• [Exercise prompt]: Return the listing word for word, as given.

Figure content listings:
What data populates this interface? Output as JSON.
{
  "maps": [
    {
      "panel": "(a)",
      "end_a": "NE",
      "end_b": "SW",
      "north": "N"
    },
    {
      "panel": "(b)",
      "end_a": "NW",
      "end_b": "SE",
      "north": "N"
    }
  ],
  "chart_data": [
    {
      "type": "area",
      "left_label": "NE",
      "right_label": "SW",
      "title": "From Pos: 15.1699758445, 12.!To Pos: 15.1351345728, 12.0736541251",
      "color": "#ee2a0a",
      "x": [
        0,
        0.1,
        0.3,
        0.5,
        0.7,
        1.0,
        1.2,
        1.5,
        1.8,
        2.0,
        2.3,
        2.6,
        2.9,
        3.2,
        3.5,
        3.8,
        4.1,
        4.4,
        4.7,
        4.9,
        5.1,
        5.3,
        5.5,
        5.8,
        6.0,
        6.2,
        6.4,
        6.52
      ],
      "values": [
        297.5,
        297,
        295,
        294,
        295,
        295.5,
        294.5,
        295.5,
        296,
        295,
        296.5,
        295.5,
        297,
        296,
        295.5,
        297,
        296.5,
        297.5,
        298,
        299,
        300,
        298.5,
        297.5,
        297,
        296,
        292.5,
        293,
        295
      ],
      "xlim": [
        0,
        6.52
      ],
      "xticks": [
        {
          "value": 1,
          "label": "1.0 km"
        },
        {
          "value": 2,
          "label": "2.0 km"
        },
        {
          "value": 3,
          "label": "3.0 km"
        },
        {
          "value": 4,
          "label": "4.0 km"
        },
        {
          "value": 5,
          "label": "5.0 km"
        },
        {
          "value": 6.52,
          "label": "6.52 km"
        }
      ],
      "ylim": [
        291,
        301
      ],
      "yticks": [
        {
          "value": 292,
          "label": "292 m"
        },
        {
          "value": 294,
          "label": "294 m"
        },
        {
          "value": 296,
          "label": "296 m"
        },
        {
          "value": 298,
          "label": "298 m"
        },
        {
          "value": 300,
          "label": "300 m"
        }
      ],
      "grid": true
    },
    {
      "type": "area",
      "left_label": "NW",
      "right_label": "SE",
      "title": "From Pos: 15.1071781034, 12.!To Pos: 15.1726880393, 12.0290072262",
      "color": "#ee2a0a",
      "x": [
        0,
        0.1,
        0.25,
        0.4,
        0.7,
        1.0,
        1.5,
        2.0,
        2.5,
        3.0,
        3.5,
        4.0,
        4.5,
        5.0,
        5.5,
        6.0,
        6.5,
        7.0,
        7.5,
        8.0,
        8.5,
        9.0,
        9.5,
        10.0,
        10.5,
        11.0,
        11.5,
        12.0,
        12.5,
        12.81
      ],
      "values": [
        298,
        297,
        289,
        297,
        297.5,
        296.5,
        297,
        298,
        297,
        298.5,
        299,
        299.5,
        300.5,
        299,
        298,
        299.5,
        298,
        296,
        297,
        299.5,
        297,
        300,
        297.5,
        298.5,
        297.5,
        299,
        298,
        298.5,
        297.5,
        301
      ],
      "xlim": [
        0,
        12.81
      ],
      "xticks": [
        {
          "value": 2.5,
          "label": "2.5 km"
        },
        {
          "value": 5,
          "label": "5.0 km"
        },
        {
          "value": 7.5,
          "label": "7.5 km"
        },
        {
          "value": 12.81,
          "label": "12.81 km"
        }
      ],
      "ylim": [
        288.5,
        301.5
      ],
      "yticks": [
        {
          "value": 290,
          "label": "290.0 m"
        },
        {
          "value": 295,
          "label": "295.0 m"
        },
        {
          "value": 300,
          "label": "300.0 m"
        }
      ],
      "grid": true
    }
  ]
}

• [Final answer]:
What data populates this interface? Output as JSON.
{
  "maps": [
    {
      "panel": "(a)",
      "end_a": "NE",
      "end_b": "SW",
      "north": "N"
    },
    {
      "panel": "(b)",
      "end_a": "NW",
      "end_b": "SE",
      "north": "N"
    }
  ],
  "chart_data": [
    {
      "type": "area",
      "left_label": "NE",
      "right_label": "SW",
      "title": "From Pos: 15.1699758445, 12.!To Pos: 15.1351345728, 12.0736541251",
      "color": "#ee2a0a",
      "x": [
        0,
        0.1,
        0.3,
        0.5,
        0.7,
        1.0,
        1.2,
        1.5,
        1.8,
        2.0,
        2.3,
        2.6,
        2.9,
        3.2,
        3.5,
        3.8,
        4.1,
        4.4,
        4.7,
        4.9,
        5.1,
        5.3,
        5.5,
        5.8,
        6.0,
        6.2,
        6.4,
        6.52
      ],
      "values": [
        297.5,
        297,
        295,
        294,
        295,
        295.5,
        294.5,
        295.5,
        296,
        295,
        296.5,
        295.5,
        297,
        296,
        295.5,
        297,
        296.5,
        297.5,
        298,
        299,
        300,
        298.5,
        297.5,
        297,
        296,
        292.5,
        293,
        295
      ],
      "xlim": [
        0,
        6.52
      ],
      "xticks": [
        {
          "value": 1,
          "label": "1.0 km"
        },
        {
          "value": 2,
          "label": "2.0 km"
        },
        {
          "value": 3,
          "label": "3.0 km"
        },
        {
          "value": 4,
          "label": "4.0 km"
        },
        {
          "value": 5,
          "label": "5.0 km"
        },
        {
          "value": 6.52,
          "label": "6.52 km"
        }
      ],
      "ylim": [
        291,
        301
      ],
      "yticks": [
        {
          "value": 292,
          "label": "292 m"
        },
        {
          "value": 294,
          "label": "294 m"
        },
        {
          "value": 296,
          "label": "296 m"
        },
        {
          "value": 298,
          "label": "298 m"
        },
        {
          "value": 300,
          "label": "300 m"
        }
      ],
      "grid": true
    },
    {
      "type": "area",
      "left_label": "NW",
      "right_label": "SE",
      "title": "From Pos: 15.1071781034, 12.!To Pos: 15.1726880393, 12.0290072262",
      "color": "#ee2a0a",
      "x": [
        0,
        0.1,
        0.25,
        0.4,
        0.7,
        1.0,
        1.5,
        2.0,
        2.5,
        3.0,
        3.5,
        4.0,
        4.5,
        5.0,
        5.5,
        6.0,
        6.5,
        7.0,
        7.5,
        8.0,
        8.5,
        9.0,
        9.5,
        10.0,
        10.5,
        11.0,
        11.5,
        12.0,
        12.5,
        12.81
      ],
      "values": [
        298,
        297,
        289,
        297,
        297.5,
        296.5,
        297,
        298,
        297,
        298.5,
        299,
        299.5,
        300.5,
        299,
        298,
        299.5,
        298,
        296,
        297,
        299.5,
        297,
        300,
        297.5,
        298.5,
        297.5,
        299,
        298,
        298.5,
        297.5,
        301
      ],
      "xlim": [
        0,
        12.81
      ],
      "xticks": [
        {
          "value": 2.5,
          "label": "2.5 km"
        },
        {
          "value": 5,
          "label": "5.0 km"
        },
        {
          "value": 7.5,
          "label": "7.5 km"
        },
        {
          "value": 12.81,
          "label": "12.81 km"
        }
      ],
      "ylim": [
        288.5,
        301.5
      ],
      "yticks": [
        {
          "value": 290,
          "label": "290.0 m"
        },
        {
          "value": 295,
          "label": "295.0 m"
        },
        {
          "value": 300,
          "label": "300.0 m"
        }
      ],
      "grid": true
    }
  ]
}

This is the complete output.